> **EXERCICE PROPOSÉ**: Sélectionnez dans les entrées chaque ligne qui contient la chaîne « Puntuación », en tenant compte de la casse, et recopiez ces lignes.

====== DONNÉES FOURNIES

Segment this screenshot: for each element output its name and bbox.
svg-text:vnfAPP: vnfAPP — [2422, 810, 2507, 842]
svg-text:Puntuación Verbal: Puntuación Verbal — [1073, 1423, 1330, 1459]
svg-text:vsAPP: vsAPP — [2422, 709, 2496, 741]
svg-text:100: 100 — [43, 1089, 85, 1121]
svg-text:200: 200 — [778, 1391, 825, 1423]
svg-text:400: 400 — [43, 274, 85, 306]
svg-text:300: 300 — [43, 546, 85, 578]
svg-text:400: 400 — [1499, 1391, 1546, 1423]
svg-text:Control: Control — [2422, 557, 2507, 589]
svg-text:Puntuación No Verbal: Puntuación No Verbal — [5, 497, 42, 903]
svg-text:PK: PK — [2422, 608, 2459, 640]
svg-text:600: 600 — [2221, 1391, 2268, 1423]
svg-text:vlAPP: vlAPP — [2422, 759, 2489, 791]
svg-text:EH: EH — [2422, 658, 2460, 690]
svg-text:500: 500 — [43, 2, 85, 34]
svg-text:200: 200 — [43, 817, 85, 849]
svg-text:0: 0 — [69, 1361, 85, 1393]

============

> **RÉSULTAT CI-DESSOUS**:
svg-text:Puntuación Verbal: Puntuación Verbal — [1073, 1423, 1330, 1459]
svg-text:Puntuación No Verbal: Puntuación No Verbal — [5, 497, 42, 903]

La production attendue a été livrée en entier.